Saved data entries

■ ■ ■ ■ ■ ■ ■

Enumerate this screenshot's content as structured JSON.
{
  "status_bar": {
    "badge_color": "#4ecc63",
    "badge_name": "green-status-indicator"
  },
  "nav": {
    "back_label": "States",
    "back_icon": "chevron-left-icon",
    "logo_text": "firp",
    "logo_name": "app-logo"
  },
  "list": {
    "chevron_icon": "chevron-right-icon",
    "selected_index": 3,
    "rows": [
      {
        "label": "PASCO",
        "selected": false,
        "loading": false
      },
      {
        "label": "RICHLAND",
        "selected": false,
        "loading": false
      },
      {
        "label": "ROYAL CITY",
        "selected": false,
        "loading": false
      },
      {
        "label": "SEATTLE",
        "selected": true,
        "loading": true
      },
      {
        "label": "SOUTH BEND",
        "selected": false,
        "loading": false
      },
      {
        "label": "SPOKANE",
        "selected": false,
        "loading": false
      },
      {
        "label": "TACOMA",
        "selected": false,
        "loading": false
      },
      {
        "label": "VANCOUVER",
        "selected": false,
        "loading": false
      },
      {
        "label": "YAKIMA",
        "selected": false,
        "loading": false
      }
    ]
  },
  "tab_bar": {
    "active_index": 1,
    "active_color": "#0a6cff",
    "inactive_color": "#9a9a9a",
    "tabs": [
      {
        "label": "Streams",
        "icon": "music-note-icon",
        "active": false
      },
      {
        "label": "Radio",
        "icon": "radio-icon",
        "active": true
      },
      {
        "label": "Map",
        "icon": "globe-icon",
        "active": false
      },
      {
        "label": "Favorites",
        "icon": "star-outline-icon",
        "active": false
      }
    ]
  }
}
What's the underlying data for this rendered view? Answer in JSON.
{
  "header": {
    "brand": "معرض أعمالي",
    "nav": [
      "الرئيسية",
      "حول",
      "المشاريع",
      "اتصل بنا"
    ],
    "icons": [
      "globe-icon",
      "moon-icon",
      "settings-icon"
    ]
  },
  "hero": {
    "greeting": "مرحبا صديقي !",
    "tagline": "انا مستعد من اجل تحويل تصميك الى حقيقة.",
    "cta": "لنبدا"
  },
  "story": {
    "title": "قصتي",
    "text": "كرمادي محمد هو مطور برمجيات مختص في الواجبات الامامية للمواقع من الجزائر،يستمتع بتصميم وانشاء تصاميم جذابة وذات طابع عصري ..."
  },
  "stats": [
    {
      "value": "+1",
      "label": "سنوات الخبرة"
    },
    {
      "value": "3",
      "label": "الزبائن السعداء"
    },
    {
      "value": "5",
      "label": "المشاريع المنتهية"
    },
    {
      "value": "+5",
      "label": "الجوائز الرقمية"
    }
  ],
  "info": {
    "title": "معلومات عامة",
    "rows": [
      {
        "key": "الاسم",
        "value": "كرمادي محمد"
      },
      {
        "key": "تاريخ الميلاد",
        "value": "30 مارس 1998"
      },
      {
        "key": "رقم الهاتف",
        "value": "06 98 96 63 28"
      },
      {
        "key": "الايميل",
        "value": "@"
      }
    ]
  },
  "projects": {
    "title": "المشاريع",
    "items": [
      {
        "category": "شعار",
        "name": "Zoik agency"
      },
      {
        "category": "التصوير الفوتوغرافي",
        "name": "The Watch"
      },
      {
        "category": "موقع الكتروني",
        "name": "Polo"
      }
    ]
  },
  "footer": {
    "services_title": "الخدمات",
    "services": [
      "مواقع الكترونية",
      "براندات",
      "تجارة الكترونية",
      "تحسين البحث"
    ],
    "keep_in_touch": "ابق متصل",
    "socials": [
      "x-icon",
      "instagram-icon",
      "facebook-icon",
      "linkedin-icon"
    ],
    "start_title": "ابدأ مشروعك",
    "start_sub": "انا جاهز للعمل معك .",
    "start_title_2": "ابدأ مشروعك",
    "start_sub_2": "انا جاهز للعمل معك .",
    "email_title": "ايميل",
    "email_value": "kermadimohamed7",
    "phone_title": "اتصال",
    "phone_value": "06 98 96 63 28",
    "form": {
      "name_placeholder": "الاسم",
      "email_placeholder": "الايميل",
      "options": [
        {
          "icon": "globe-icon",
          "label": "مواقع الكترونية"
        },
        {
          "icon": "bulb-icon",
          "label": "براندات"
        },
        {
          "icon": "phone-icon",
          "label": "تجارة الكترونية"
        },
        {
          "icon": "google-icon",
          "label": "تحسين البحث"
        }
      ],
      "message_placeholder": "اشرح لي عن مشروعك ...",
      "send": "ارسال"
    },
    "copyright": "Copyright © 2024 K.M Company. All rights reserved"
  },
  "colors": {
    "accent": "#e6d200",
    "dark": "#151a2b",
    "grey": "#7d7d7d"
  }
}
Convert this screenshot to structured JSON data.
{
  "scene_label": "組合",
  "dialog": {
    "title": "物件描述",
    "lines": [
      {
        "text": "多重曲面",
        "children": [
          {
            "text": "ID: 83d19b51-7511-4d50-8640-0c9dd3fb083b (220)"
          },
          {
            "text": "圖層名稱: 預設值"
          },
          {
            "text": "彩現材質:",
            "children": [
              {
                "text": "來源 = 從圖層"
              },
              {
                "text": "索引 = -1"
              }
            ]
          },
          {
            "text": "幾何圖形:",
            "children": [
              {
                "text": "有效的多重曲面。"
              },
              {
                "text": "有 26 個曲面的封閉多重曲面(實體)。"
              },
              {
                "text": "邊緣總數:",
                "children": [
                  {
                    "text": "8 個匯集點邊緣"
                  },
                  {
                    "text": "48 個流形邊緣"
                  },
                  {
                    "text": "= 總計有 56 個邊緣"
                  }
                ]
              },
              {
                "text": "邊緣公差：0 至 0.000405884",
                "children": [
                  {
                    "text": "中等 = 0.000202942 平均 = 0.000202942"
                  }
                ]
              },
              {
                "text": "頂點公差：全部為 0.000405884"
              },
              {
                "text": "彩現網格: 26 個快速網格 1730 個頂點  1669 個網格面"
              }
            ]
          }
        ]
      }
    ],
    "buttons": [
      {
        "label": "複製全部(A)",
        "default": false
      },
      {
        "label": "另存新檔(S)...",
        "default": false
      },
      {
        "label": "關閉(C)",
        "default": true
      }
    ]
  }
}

■ ■ ■ ■ ■ ■ ■

-- INSTRUCTIONS TO FOLLOW --
Filter for "category". Return all lines that hold it.

-- EXPECTED ANSWER --
        "category": "شعار",
        "category": "التصوير الفوتوغرافي",
        "category": "موقع الكتروني",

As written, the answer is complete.